■ 练习说明
把清单从开头一直到含有“clock-icon xyxy=(27,228,43,244)”的那一行整理成编号列表，首尾两行都算在内，空行不要。

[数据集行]
((

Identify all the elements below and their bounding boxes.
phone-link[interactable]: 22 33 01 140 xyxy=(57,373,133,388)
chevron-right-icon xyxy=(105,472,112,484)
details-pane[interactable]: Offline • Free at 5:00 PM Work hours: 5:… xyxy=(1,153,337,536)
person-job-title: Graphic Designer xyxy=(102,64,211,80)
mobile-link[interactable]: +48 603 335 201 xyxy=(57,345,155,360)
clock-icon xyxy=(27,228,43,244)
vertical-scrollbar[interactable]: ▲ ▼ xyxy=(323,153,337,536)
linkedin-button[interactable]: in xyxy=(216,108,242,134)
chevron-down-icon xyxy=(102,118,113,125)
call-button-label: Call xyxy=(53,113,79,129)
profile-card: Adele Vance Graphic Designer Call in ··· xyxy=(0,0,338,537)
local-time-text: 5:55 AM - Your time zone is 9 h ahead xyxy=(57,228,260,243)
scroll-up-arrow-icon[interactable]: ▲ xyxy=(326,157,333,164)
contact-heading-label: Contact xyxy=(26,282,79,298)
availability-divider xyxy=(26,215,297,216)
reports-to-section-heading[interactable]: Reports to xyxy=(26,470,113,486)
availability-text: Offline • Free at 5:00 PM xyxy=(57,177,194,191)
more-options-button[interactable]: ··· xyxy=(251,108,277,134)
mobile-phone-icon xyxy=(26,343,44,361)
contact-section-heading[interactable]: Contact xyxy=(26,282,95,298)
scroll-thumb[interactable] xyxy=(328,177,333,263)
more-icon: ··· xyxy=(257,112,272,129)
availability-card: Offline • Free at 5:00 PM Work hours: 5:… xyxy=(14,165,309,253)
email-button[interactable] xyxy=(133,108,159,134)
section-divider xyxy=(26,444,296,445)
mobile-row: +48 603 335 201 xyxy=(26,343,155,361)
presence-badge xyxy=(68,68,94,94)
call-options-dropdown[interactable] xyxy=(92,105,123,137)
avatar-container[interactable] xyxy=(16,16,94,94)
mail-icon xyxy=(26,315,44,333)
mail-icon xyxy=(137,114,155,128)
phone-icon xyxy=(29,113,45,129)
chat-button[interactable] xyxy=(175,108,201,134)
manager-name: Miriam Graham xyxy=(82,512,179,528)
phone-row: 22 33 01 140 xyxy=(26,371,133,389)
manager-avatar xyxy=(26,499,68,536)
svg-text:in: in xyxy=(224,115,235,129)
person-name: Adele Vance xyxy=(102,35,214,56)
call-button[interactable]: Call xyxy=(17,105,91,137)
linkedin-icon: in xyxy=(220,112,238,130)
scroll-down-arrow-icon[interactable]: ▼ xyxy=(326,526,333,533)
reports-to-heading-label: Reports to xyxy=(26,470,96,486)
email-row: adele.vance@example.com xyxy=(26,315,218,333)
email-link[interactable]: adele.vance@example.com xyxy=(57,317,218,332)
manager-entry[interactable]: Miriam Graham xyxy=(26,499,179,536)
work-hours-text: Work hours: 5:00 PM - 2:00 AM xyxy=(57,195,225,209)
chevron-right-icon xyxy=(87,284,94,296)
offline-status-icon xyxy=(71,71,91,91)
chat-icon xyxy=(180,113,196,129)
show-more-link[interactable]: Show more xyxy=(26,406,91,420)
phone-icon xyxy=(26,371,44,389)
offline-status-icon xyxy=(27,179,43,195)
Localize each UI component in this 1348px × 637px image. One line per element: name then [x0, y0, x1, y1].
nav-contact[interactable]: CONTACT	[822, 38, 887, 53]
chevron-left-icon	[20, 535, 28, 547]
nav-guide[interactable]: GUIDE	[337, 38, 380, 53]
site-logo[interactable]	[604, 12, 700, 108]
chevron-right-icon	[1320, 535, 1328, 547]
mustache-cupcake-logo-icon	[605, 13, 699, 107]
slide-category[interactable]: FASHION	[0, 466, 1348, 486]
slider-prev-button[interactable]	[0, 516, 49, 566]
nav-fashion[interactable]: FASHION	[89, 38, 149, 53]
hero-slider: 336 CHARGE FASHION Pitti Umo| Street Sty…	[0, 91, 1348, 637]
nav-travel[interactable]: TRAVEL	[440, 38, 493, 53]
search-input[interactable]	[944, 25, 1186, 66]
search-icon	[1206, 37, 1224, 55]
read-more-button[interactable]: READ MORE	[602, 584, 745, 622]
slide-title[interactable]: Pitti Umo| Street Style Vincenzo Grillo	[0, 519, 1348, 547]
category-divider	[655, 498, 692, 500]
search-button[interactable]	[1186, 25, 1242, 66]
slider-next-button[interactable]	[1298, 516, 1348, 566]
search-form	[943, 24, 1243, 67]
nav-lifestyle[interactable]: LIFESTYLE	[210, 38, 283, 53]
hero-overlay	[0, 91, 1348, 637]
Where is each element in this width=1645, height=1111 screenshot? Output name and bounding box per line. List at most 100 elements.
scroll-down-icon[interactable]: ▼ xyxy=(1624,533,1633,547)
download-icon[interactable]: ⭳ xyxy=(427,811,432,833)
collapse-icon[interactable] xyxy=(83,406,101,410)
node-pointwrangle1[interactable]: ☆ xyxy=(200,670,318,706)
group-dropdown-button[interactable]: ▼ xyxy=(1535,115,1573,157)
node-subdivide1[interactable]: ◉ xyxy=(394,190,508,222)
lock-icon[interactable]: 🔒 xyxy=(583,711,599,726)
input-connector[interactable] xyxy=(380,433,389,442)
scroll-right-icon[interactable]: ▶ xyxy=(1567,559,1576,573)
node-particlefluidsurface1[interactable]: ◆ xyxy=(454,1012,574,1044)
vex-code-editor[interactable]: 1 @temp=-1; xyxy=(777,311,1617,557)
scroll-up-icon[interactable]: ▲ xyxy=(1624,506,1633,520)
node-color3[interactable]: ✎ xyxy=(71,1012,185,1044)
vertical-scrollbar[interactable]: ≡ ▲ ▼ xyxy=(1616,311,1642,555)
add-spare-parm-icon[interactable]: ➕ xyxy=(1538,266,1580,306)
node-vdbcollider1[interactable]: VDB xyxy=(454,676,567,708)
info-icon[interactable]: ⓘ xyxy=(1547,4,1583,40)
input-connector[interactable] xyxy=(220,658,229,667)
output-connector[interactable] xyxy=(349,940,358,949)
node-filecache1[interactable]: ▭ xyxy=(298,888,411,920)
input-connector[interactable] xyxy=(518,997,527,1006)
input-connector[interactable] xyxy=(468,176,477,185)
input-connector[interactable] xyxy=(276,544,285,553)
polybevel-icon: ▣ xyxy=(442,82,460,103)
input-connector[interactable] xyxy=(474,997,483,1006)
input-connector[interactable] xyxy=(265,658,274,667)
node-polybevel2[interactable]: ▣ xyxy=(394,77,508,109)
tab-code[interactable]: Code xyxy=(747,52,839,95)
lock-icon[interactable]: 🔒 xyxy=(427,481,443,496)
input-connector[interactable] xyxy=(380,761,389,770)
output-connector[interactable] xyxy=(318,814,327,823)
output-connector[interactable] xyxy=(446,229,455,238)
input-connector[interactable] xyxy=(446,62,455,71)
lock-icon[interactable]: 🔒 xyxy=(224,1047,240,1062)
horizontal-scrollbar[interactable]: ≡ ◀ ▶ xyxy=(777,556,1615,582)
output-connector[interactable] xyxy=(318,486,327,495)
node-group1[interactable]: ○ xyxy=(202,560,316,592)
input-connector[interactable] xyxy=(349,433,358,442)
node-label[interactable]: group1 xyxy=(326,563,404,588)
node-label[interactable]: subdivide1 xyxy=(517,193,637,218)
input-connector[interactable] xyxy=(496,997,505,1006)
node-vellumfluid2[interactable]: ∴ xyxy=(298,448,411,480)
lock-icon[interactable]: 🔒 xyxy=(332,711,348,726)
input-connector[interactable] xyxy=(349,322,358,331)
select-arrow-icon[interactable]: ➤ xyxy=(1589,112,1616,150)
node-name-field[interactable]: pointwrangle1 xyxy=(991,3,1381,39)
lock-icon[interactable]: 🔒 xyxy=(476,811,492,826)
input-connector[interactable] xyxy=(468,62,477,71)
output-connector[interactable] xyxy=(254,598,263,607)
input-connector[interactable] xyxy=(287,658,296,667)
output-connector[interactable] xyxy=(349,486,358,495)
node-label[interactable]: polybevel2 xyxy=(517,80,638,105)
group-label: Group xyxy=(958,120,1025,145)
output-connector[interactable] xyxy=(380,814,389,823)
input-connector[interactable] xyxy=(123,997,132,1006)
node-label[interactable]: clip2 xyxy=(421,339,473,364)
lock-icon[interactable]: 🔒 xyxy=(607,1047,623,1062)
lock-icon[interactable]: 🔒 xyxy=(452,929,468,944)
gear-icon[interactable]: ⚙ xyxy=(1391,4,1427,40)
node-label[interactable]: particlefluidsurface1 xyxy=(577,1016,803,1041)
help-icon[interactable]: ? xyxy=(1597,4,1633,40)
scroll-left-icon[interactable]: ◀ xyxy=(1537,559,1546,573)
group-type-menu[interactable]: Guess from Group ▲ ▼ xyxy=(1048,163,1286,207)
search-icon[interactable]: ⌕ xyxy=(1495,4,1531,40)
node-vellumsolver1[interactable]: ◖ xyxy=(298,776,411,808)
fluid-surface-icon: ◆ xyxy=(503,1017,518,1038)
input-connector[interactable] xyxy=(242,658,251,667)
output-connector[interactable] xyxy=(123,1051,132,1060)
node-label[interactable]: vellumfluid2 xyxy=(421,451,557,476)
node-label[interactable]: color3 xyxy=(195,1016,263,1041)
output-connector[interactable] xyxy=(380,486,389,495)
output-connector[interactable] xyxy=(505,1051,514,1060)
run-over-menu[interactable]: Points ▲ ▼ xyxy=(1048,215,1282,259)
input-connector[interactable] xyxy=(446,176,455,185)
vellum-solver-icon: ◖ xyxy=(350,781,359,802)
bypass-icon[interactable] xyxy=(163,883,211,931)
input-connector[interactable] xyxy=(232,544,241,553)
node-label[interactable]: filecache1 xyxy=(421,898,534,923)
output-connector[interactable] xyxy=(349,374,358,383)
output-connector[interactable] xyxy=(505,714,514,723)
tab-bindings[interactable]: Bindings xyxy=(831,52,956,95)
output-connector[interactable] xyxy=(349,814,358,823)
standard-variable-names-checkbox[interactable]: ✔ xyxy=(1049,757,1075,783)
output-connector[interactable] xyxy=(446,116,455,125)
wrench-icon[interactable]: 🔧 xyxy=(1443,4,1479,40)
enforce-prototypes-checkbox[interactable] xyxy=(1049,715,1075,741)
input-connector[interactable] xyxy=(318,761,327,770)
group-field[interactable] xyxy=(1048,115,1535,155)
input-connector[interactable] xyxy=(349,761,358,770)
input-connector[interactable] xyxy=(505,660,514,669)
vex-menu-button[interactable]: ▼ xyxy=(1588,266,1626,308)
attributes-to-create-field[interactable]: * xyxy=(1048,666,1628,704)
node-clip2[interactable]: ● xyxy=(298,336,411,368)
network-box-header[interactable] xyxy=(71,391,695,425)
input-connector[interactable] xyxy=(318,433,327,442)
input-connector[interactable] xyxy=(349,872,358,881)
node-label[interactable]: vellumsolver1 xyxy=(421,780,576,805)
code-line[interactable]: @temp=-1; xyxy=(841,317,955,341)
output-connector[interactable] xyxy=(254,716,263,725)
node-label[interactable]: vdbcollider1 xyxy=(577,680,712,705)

))

■ 练习答案
1. Identify all the elements below and their bounding boxes.
2. phone-link[interactable]: 22 33 01 140 xyxy=(57,373,133,388)
3. chevron-right-icon xyxy=(105,472,112,484)
4. details-pane[interactable]: Offline • Free at 5:00 PM Work hours: 5:… xyxy=(1,153,337,536)
5. person-job-title: Graphic Designer xyxy=(102,64,211,80)
6. mobile-link[interactable]: +48 603 335 201 xyxy=(57,345,155,360)
7. clock-icon xyxy=(27,228,43,244)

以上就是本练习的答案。